***** DATA FOR THE TASK *****
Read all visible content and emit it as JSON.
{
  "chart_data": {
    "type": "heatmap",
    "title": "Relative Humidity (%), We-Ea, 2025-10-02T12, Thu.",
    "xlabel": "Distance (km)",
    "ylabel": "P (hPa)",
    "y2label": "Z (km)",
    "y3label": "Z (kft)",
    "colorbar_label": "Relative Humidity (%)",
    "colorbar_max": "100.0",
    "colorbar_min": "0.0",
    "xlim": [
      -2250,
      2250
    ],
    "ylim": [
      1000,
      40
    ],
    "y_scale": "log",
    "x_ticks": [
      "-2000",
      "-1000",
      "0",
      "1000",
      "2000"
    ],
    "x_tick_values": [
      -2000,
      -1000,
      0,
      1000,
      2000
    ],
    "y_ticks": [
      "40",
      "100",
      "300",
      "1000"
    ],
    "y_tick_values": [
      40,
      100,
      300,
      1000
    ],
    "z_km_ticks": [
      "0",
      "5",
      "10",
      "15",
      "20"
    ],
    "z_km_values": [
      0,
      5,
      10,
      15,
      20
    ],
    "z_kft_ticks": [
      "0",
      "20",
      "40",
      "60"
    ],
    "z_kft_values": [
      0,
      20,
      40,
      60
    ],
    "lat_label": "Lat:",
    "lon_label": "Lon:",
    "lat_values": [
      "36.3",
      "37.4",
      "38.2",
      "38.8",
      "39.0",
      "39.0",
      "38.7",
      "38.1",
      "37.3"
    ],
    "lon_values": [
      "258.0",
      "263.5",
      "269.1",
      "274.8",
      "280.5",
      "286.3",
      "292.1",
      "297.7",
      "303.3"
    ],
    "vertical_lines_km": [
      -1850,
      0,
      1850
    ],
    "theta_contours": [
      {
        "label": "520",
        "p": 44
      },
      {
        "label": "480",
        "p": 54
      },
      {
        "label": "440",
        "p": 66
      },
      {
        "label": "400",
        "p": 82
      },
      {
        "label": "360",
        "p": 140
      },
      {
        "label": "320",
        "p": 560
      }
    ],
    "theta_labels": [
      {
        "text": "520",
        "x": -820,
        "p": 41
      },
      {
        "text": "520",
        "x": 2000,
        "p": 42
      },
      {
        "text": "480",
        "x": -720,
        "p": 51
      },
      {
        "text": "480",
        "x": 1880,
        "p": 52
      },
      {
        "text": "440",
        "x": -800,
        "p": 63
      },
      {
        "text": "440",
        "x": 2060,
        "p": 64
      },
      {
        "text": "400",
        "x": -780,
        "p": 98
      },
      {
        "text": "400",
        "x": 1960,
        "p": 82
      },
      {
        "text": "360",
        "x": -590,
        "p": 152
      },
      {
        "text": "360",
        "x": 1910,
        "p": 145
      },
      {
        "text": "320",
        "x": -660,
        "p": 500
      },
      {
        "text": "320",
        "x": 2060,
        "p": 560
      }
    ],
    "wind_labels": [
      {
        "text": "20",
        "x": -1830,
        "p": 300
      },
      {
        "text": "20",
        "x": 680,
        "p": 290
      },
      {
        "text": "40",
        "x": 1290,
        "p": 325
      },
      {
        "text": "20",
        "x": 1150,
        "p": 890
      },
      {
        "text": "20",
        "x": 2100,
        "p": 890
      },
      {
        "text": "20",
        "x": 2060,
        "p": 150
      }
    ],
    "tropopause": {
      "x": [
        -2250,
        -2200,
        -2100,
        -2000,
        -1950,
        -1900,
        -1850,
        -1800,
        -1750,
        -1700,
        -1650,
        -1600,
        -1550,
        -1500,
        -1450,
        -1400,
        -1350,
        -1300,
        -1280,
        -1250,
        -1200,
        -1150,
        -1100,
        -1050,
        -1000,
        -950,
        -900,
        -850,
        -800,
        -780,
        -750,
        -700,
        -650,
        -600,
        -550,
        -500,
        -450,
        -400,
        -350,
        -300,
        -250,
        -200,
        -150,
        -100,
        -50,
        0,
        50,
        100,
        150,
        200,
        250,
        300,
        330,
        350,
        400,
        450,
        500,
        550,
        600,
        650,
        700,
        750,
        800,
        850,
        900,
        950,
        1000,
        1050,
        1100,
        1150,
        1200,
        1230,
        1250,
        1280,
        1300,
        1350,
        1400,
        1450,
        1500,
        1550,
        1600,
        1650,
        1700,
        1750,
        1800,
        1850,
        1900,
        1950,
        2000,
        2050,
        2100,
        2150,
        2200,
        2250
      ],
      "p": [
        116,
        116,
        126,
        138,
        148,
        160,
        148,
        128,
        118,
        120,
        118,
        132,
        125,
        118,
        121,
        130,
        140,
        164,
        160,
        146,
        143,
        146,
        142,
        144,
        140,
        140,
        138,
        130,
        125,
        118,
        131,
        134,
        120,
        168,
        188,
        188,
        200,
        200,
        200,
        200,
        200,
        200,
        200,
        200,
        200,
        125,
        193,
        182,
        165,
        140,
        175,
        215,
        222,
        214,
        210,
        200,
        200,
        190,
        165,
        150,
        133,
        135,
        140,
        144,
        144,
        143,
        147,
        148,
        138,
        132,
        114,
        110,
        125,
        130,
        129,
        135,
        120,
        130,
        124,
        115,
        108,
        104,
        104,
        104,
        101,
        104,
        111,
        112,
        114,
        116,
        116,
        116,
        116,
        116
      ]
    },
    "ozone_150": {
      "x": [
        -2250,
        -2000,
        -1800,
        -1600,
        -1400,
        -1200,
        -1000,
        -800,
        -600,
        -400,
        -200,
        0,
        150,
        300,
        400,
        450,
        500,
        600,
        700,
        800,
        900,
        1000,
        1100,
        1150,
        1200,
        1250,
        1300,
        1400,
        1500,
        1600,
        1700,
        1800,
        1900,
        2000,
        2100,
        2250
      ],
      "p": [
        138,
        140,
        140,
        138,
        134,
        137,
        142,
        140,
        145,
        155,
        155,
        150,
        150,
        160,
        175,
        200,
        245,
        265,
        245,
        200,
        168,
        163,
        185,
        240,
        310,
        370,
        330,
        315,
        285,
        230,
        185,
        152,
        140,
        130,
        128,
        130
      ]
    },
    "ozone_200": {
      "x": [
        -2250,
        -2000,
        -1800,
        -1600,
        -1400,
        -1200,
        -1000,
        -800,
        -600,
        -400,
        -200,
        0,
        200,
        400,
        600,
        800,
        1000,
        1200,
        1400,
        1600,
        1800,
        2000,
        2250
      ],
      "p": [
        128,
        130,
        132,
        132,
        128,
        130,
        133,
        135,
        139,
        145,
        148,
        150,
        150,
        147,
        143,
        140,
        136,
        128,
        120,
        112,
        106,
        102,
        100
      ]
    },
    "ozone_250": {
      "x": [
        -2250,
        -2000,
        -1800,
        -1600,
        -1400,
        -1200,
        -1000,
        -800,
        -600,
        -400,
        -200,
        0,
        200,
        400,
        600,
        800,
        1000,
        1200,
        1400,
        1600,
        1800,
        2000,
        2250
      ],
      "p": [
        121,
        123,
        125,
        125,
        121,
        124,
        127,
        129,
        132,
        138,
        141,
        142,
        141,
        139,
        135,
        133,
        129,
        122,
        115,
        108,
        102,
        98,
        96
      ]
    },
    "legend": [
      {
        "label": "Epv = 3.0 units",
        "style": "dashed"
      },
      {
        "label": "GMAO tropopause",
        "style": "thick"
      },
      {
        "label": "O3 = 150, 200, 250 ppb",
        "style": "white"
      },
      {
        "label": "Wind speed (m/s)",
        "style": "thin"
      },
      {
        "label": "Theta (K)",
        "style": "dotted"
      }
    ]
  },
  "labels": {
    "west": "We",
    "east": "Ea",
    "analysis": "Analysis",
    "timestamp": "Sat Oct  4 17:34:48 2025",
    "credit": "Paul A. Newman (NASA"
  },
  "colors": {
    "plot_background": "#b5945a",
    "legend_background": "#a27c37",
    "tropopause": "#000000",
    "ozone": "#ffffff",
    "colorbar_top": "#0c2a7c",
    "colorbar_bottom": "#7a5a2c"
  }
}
*****
* TO BE DONE
Copy out the lines that hold "tropopause".

* REPLY
    "tropopause": {
        "label": "GMAO tropopause",
    "tropopause": "#000000",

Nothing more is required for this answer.